Exercise details: Provide an exact copy of the data, excluding the images.

Data:
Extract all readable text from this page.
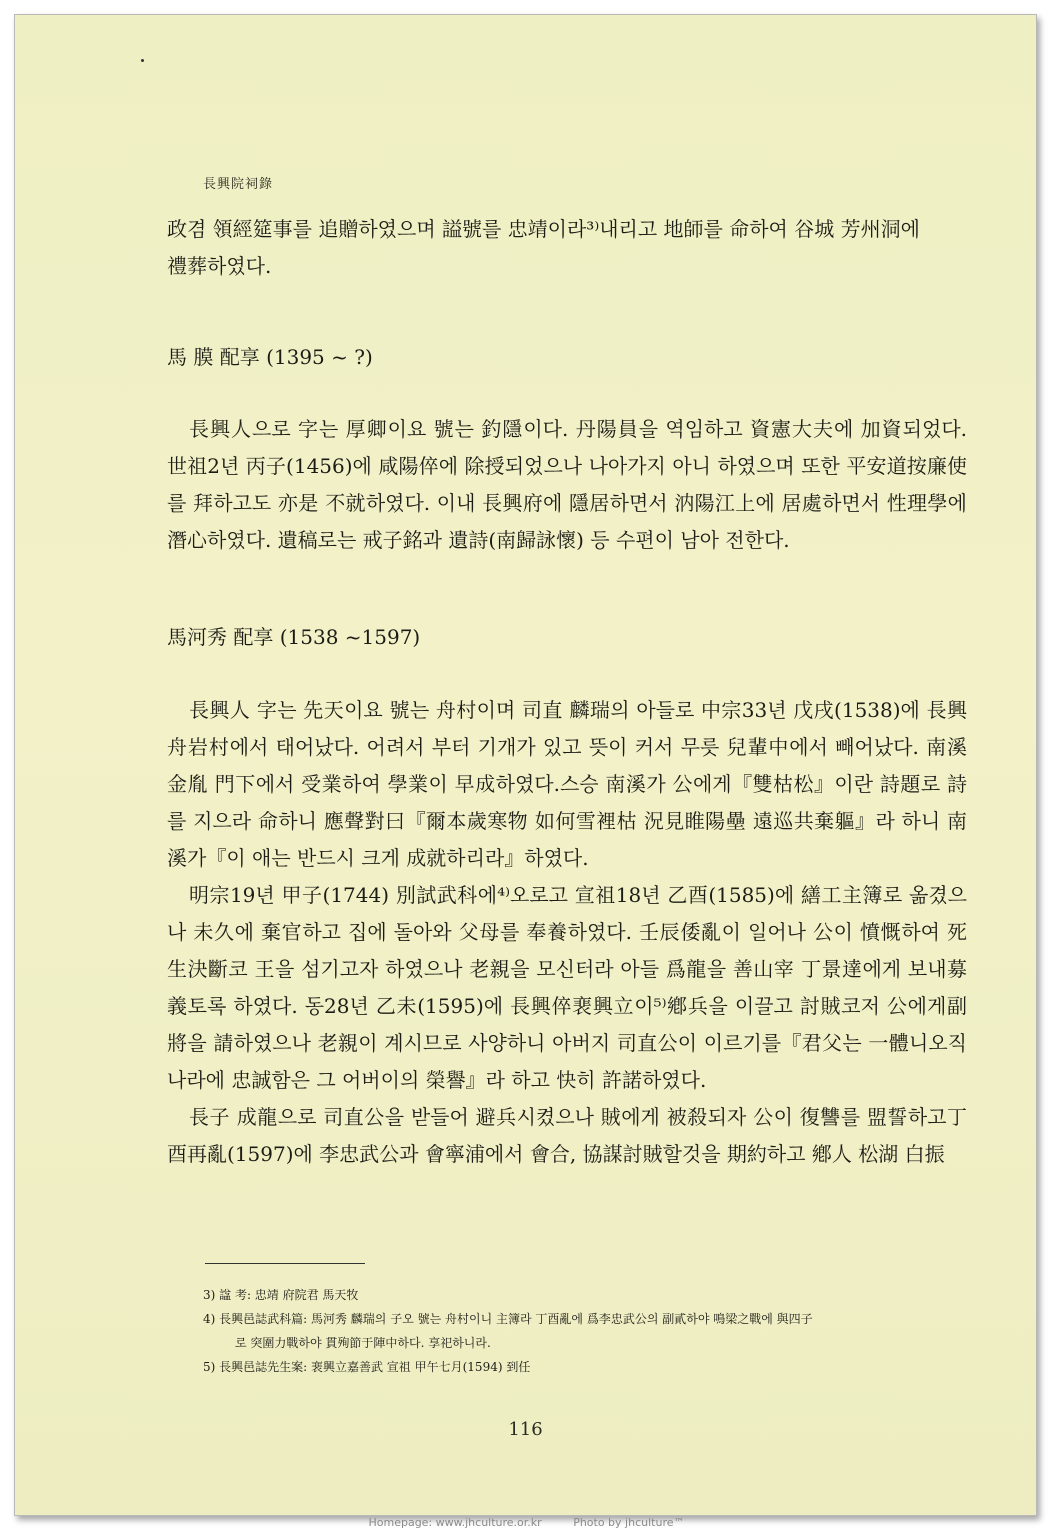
長興院祠錄

政겸 領經筵事를 追贈하였으며 謚號를 忠靖이라³⁾내리고 地師를 命하여 谷城 芳州洞에

禮葬하였다.

馬 膜 配享 (1395 ~ ?)

長興人으로 字는 厚卿이요 號는 釣隱이다. 丹陽員을 역임하고 資憲大夫에 加資되었다. 世祖2년 丙子(1456)에 咸陽倅에 除授되었으나 나아가지 아니 하였으며 또한 平安道按廉使를 拜하고도 亦是 不就하였다. 이내 長興府에 隱居하면서 汭陽江上에 居處하면서 性理學에 潛心하였다. 遺稿로는 戒子銘과 遺詩(南歸詠懷) 등 수편이 남아 전한다.

馬河秀 配享 (1538 ~1597)

長興人 字는 先天이요 號는 舟村이며 司直 麟瑞의 아들로 中宗33년 戊戌(1538)에 長興舟岩村에서 태어났다. 어려서 부터 기개가 있고 뜻이 커서 무릇 兒輩中에서 빼어났다. 南溪 金胤 門下에서 受業하여 學業이 早成하였다.스승 南溪가 公에게『雙枯松』이란 詩題로 詩를 지으라 命하니 應聲對曰『爾本歲寒物 如何雪裡枯 況見睢陽壘 遠巡共棄軀』라 하니 南溪가『이 애는 반드시 크게 成就하리라』하였다.

明宗19년 甲子(1744) 別試武科에⁴⁾오로고 宣祖18년 乙酉(1585)에 繕工主簿로 옮겼으나 未久에 棄官하고 집에 돌아와 父母를 奉養하였다. 壬辰倭亂이 일어나 公이 憤慨하여 死生決斷코 王을 섬기고자 하였으나 老親을 모신터라 아들 爲龍을 善山宰 丁景達에게 보내募義토록 하였다. 동28년 乙未(1595)에 長興倅裵興立이⁵⁾鄕兵을 이끌고 討賊코저 公에게副將을 請하였으나 老親이 계시므로 사양하니 아버지 司直公이 이르기를『君父는 一體니오직 나라에 忠誠함은 그 어버이의 榮譽』라 하고 快히 許諾하였다.

長子 成龍으로 司直公을 받들어 避兵시켰으나 賊에게 被殺되자 公이 復讐를 盟誓하고丁酉再亂(1597)에 李忠武公과 會寧浦에서 會合, 協謀討賊할것을 期約하고 鄕人 松湖 白振

3) 諡 考: 忠靖 府院君 馬天牧
4) 長興邑誌武科篇: 馬河秀 麟瑞의 子오 號는 舟村이니 主簿라 丁酉亂에 爲李忠武公의 副貳하야 鳴梁之戰에 與四子
로 突圍力戰하야 貫殉節于陣中하다. 享祀하니라.
5) 長興邑誌先生案: 裵興立嘉善武 宣祖 甲午七月(1594) 到任
116
Homepage: www.jhculture.or.kr	Photo by jhculture™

Result of the task:
Extract all readable text from this page.
長興院祠錄

政겸 領經筵事를 追贈하였으며 謚號를 忠靖이라³⁾내리고 地師를 命하여 谷城 芳州洞에

禮葬하였다.

馬 膜 配享 (1395 ~ ?)

長興人으로 字는 厚卿이요 號는 釣隱이다. 丹陽員을 역임하고 資憲大夫에 加資되었다. 世祖2년 丙子(1456)에 咸陽倅에 除授되었으나 나아가지 아니 하였으며 또한 平安道按廉使를 拜하고도 亦是 不就하였다. 이내 長興府에 隱居하면서 汭陽江上에 居處하면서 性理學에 潛心하였다. 遺稿로는 戒子銘과 遺詩(南歸詠懷) 등 수편이 남아 전한다.

馬河秀 配享 (1538 ~1597)

長興人 字는 先天이요 號는 舟村이며 司直 麟瑞의 아들로 中宗33년 戊戌(1538)에 長興舟岩村에서 태어났다. 어려서 부터 기개가 있고 뜻이 커서 무릇 兒輩中에서 빼어났다. 南溪 金胤 門下에서 受業하여 學業이 早成하였다.스승 南溪가 公에게『雙枯松』이란 詩題로 詩를 지으라 命하니 應聲對曰『爾本歲寒物 如何雪裡枯 況見睢陽壘 遠巡共棄軀』라 하니 南溪가『이 애는 반드시 크게 成就하리라』하였다.

明宗19년 甲子(1744) 別試武科에⁴⁾오로고 宣祖18년 乙酉(1585)에 繕工主簿로 옮겼으나 未久에 棄官하고 집에 돌아와 父母를 奉養하였다. 壬辰倭亂이 일어나 公이 憤慨하여 死生決斷코 王을 섬기고자 하였으나 老親을 모신터라 아들 爲龍을 善山宰 丁景達에게 보내募義토록 하였다. 동28년 乙未(1595)에 長興倅裵興立이⁵⁾鄕兵을 이끌고 討賊코저 公에게副將을 請하였으나 老親이 계시므로 사양하니 아버지 司直公이 이르기를『君父는 一體니오직 나라에 忠誠함은 그 어버이의 榮譽』라 하고 快히 許諾하였다.

長子 成龍으로 司直公을 받들어 避兵시켰으나 賊에게 被殺되자 公이 復讐를 盟誓하고丁酉再亂(1597)에 李忠武公과 會寧浦에서 會合, 協謀討賊할것을 期約하고 鄕人 松湖 白振

3) 諡 考: 忠靖 府院君 馬天牧
4) 長興邑誌武科篇: 馬河秀 麟瑞의 子오 號는 舟村이니 主簿라 丁酉亂에 爲李忠武公의 副貳하야 鳴梁之戰에 與四子
로 突圍力戰하야 貫殉節于陣中하다. 享祀하니라.
5) 長興邑誌先生案: 裵興立嘉善武 宣祖 甲午七月(1594) 到任
116
Homepage: www.jhculture.or.kr	Photo by jhculture™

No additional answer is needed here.